### Set task:
Would you transcribe the whole listing exactly, minus its pictures?

### Part of a data file:
|---|

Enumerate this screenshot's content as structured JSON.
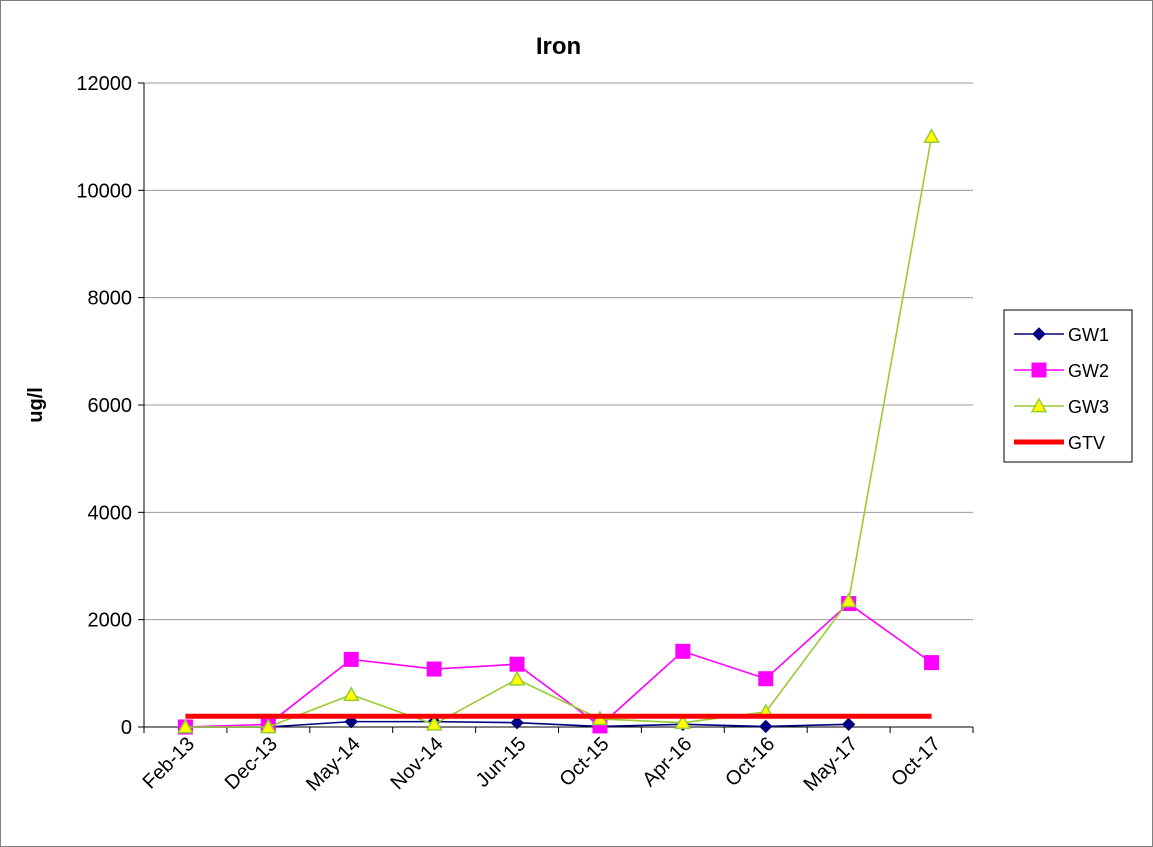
{
  "chart_data": {
    "type": "line",
    "title": "Iron",
    "xlabel": "",
    "ylabel": "ug/l",
    "ylim": [
      0,
      12000
    ],
    "yticks": [
      0,
      2000,
      4000,
      6000,
      8000,
      10000,
      12000
    ],
    "grid": "horizontal",
    "legend_position": "right",
    "categories": [
      "Feb-13",
      "Dec-13",
      "May-14",
      "Nov-14",
      "Jun-15",
      "Oct-15",
      "Apr-16",
      "Oct-16",
      "May-17",
      "Oct-17"
    ],
    "series": [
      {
        "name": "GW1",
        "color": "#000080",
        "marker": "diamond",
        "line_width": "thin",
        "values": [
          0,
          0,
          100,
          100,
          80,
          10,
          50,
          10,
          50,
          null
        ]
      },
      {
        "name": "GW2",
        "color": "#FF00FF",
        "marker": "square",
        "line_width": "thin",
        "values": [
          0,
          50,
          1260,
          1080,
          1170,
          20,
          1410,
          900,
          2300,
          1200
        ]
      },
      {
        "name": "GW3",
        "color": "#99CC33",
        "marker": "triangle",
        "marker_fill": "#FFFF00",
        "line_width": "thin",
        "values": [
          0,
          0,
          600,
          50,
          890,
          150,
          80,
          280,
          2350,
          11000
        ]
      },
      {
        "name": "GTV",
        "color": "#FF0000",
        "marker": "none",
        "line_width": "thick",
        "values": [
          200,
          200,
          200,
          200,
          200,
          200,
          200,
          200,
          200,
          200
        ]
      }
    ]
  }
}
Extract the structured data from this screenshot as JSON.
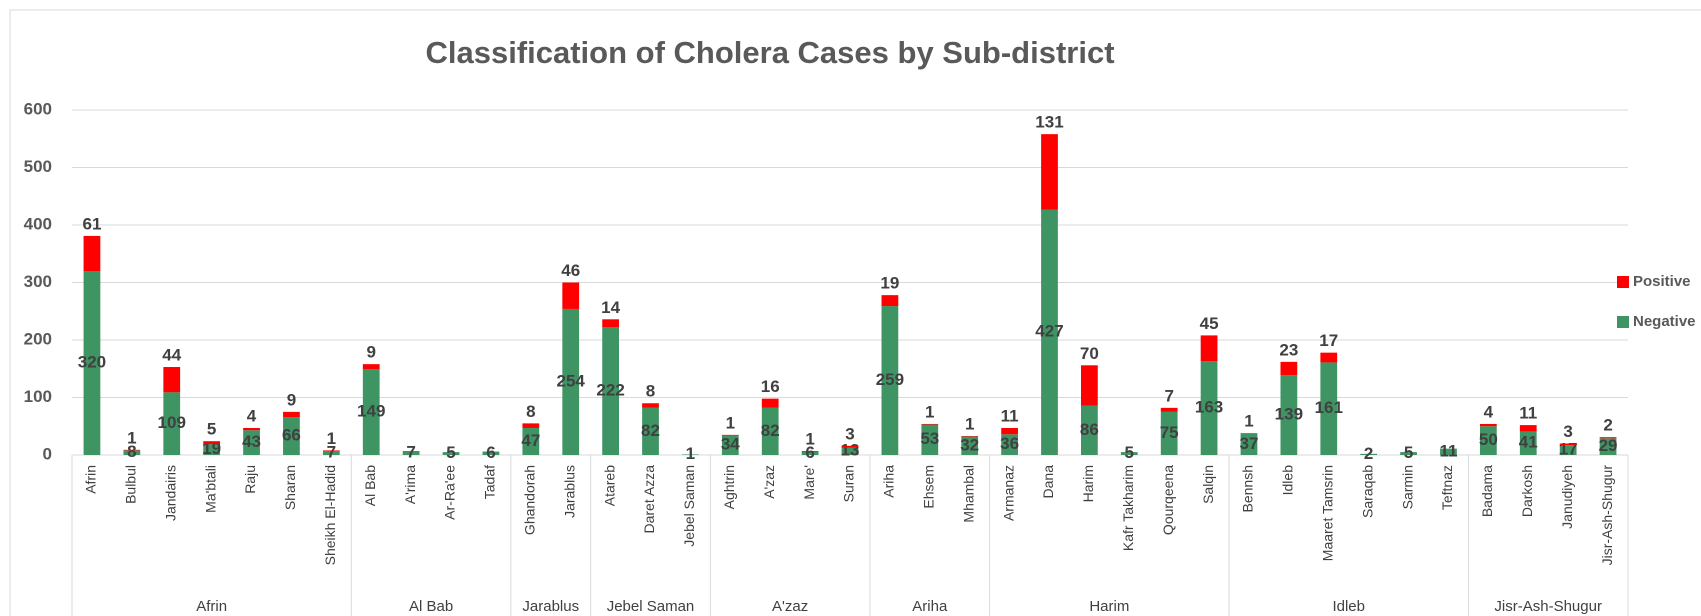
{
  "chart_data": {
    "type": "stacked_bar",
    "title": "Classification of Cholera Cases by Sub-district",
    "groups": [
      {
        "name": "Afrin",
        "categories": [
          "Afrin",
          "Bulbul",
          "Jandairis",
          "Ma'btali",
          "Raju",
          "Sharan",
          "Sheikh El-Hadid"
        ]
      },
      {
        "name": "Al Bab",
        "categories": [
          "Al Bab",
          "A'rima",
          "Ar-Ra'ee",
          "Tadaf"
        ]
      },
      {
        "name": "Jarablus",
        "categories": [
          "Ghandorah",
          "Jarablus"
        ]
      },
      {
        "name": "Jebel Saman",
        "categories": [
          "Atareb",
          "Daret Azza",
          "Jebel Saman"
        ]
      },
      {
        "name": "A'zaz",
        "categories": [
          "Aghtrin",
          "A'zaz",
          "Mare'",
          "Suran"
        ]
      },
      {
        "name": "Ariha",
        "categories": [
          "Ariha",
          "Ehsem",
          "Mhambal"
        ]
      },
      {
        "name": "Harim",
        "categories": [
          "Armanaz",
          "Dana",
          "Harim",
          "Kafr Takharim",
          "Qourqeena",
          "Salqin"
        ]
      },
      {
        "name": "Idleb",
        "categories": [
          "Bennsh",
          "Idleb",
          "Maaret Tamsrin",
          "Saraqab",
          "Sarmin",
          "Teftnaz"
        ]
      },
      {
        "name": "Jisr-Ash-Shugur",
        "categories": [
          "Badama",
          "Darkosh",
          "Janudiyeh",
          "Jisr-Ash-Shugur"
        ]
      }
    ],
    "series": [
      {
        "name": "Negative",
        "color": "#3e9463",
        "values": [
          320,
          8,
          109,
          19,
          43,
          66,
          7,
          149,
          7,
          5,
          6,
          47,
          254,
          222,
          82,
          1,
          34,
          82,
          6,
          13,
          259,
          53,
          32,
          36,
          427,
          86,
          5,
          75,
          163,
          37,
          139,
          161,
          2,
          5,
          11,
          50,
          41,
          17,
          29
        ]
      },
      {
        "name": "Positive",
        "color": "#ff0000",
        "values": [
          61,
          1,
          44,
          5,
          4,
          9,
          1,
          9,
          null,
          null,
          null,
          8,
          46,
          14,
          8,
          null,
          1,
          16,
          1,
          3,
          19,
          1,
          1,
          11,
          131,
          70,
          null,
          7,
          45,
          1,
          23,
          17,
          null,
          null,
          null,
          4,
          11,
          3,
          2
        ]
      }
    ],
    "ylim": [
      0,
      600
    ],
    "yticks": [
      0,
      100,
      200,
      300,
      400,
      500,
      600
    ],
    "grid": true,
    "legend": "right"
  }
}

|---|

### Exercise result:
Enumerate this screenshot's content as structured JSON.
{
  "chart_data": {
    "type": "line",
    "title": "Iron",
    "xlabel": "",
    "ylabel": "ug/l",
    "ylim": [
      0,
      12000
    ],
    "yticks": [
      0,
      2000,
      4000,
      6000,
      8000,
      10000,
      12000
    ],
    "grid": "horizontal",
    "legend_position": "right",
    "categories": [
      "Feb-13",
      "Dec-13",
      "May-14",
      "Nov-14",
      "Jun-15",
      "Oct-15",
      "Apr-16",
      "Oct-16",
      "May-17",
      "Oct-17"
    ],
    "series": [
      {
        "name": "GW1",
        "color": "#000080",
        "marker": "diamond",
        "line_width": "thin",
        "values": [
          0,
          0,
          100,
          100,
          80,
          10,
          50,
          10,
          50,
          null
        ]
      },
      {
        "name": "GW2",
        "color": "#FF00FF",
        "marker": "square",
        "line_width": "thin",
        "values": [
          0,
          50,
          1260,
          1080,
          1170,
          20,
          1410,
          900,
          2300,
          1200
        ]
      },
      {
        "name": "GW3",
        "color": "#99CC33",
        "marker": "triangle",
        "marker_fill": "#FFFF00",
        "line_width": "thin",
        "values": [
          0,
          0,
          600,
          50,
          890,
          150,
          80,
          280,
          2350,
          11000
        ]
      },
      {
        "name": "GTV",
        "color": "#FF0000",
        "marker": "none",
        "line_width": "thick",
        "values": [
          200,
          200,
          200,
          200,
          200,
          200,
          200,
          200,
          200,
          200
        ]
      }
    ]
  }
}
Extract the structured data from this screenshot as JSON.
{
  "chart_data": {
    "type": "stacked_bar",
    "title": "Classification of Cholera Cases by Sub-district",
    "groups": [
      {
        "name": "Afrin",
        "categories": [
          "Afrin",
          "Bulbul",
          "Jandairis",
          "Ma'btali",
          "Raju",
          "Sharan",
          "Sheikh El-Hadid"
        ]
      },
      {
        "name": "Al Bab",
        "categories": [
          "Al Bab",
          "A'rima",
          "Ar-Ra'ee",
          "Tadaf"
        ]
      },
      {
        "name": "Jarablus",
        "categories": [
          "Ghandorah",
          "Jarablus"
        ]
      },
      {
        "name": "Jebel Saman",
        "categories": [
          "Atareb",
          "Daret Azza",
          "Jebel Saman"
        ]
      },
      {
        "name": "A'zaz",
        "categories": [
          "Aghtrin",
          "A'zaz",
          "Mare'",
          "Suran"
        ]
      },
      {
        "name": "Ariha",
        "categories": [
          "Ariha",
          "Ehsem",
          "Mhambal"
        ]
      },
      {
        "name": "Harim",
        "categories": [
          "Armanaz",
          "Dana",
          "Harim",
          "Kafr Takharim",
          "Qourqeena",
          "Salqin"
        ]
      },
      {
        "name": "Idleb",
        "categories": [
          "Bennsh",
          "Idleb",
          "Maaret Tamsrin",
          "Saraqab",
          "Sarmin",
          "Teftnaz"
        ]
      },
      {
        "name": "Jisr-Ash-Shugur",
        "categories": [
          "Badama",
          "Darkosh",
          "Janudiyeh",
          "Jisr-Ash-Shugur"
        ]
      }
    ],
    "series": [
      {
        "name": "Negative",
        "color": "#3e9463",
        "values": [
          320,
          8,
          109,
          19,
          43,
          66,
          7,
          149,
          7,
          5,
          6,
          47,
          254,
          222,
          82,
          1,
          34,
          82,
          6,
          13,
          259,
          53,
          32,
          36,
          427,
          86,
          5,
          75,
          163,
          37,
          139,
          161,
          2,
          5,
          11,
          50,
          41,
          17,
          29
        ]
      },
      {
        "name": "Positive",
        "color": "#ff0000",
        "values": [
          61,
          1,
          44,
          5,
          4,
          9,
          1,
          9,
          null,
          null,
          null,
          8,
          46,
          14,
          8,
          null,
          1,
          16,
          1,
          3,
          19,
          1,
          1,
          11,
          131,
          70,
          null,
          7,
          45,
          1,
          23,
          17,
          null,
          null,
          null,
          4,
          11,
          3,
          2
        ]
      }
    ],
    "ylim": [
      0,
      600
    ],
    "yticks": [
      0,
      100,
      200,
      300,
      400,
      500,
      600
    ],
    "grid": true,
    "legend": "right"
  }
}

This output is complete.